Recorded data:
######

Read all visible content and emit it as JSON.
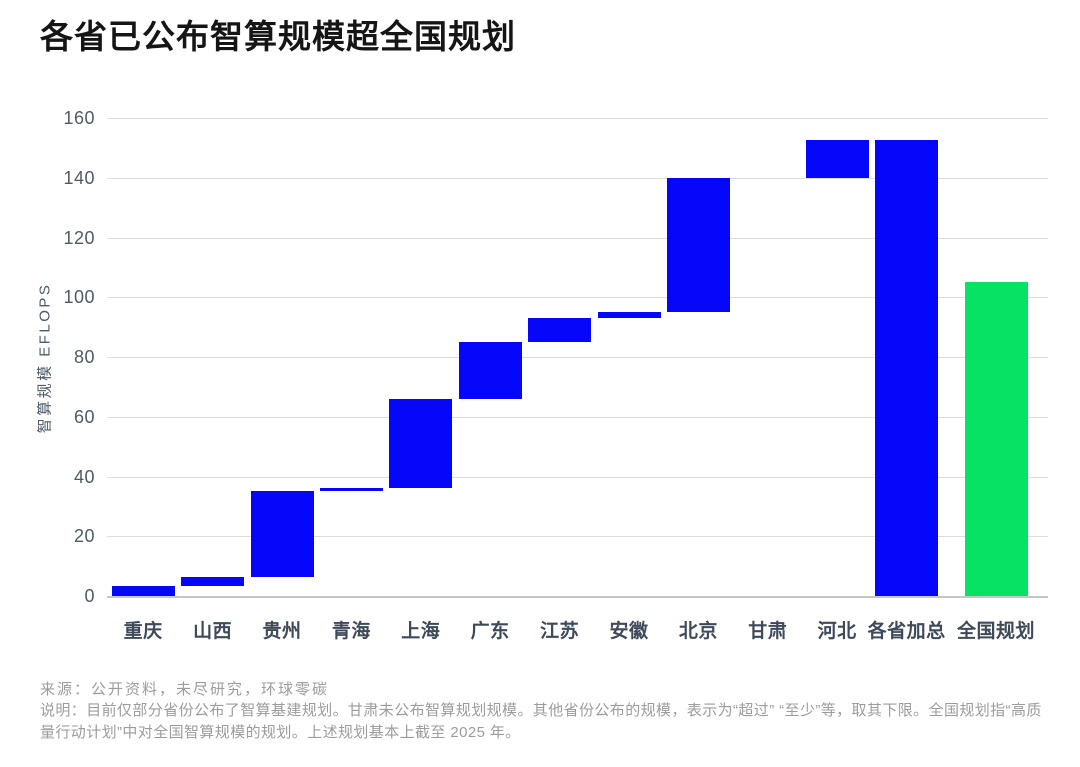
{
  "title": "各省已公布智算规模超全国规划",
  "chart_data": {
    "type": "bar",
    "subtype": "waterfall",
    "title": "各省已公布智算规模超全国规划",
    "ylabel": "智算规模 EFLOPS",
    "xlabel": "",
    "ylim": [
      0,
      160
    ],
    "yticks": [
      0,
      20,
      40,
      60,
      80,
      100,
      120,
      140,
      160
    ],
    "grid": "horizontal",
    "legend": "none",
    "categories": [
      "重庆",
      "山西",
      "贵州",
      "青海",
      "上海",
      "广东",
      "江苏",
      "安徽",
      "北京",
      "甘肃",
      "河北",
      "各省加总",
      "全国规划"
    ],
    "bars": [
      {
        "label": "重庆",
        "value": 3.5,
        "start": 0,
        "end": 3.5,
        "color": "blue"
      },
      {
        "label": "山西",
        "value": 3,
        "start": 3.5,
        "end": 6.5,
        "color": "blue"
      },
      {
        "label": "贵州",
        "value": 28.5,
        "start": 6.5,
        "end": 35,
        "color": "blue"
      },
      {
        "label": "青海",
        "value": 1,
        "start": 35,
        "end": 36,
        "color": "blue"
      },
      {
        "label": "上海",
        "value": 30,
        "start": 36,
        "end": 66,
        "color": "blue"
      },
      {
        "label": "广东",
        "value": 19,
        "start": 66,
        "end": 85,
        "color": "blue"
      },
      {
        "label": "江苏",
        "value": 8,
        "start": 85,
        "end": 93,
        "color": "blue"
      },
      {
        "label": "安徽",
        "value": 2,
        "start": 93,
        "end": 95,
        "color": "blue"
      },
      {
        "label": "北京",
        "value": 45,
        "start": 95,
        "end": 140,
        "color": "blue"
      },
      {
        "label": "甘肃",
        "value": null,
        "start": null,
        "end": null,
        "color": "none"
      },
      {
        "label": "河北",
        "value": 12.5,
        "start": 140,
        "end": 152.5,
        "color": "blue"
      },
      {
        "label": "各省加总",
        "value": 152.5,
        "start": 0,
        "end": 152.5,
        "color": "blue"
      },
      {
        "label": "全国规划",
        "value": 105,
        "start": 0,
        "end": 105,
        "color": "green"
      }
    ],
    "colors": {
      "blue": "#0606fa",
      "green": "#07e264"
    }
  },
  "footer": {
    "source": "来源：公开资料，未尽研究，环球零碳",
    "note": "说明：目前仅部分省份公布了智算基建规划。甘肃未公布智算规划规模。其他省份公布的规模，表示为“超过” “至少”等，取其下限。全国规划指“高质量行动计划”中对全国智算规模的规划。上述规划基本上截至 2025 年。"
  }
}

######

## Exercise goal
Search the lines above for the string "title", then show every one that has it.

## Solution
  "title": "各省已公布智算规模超全国规划",
    "title": "各省已公布智算规模超全国规划",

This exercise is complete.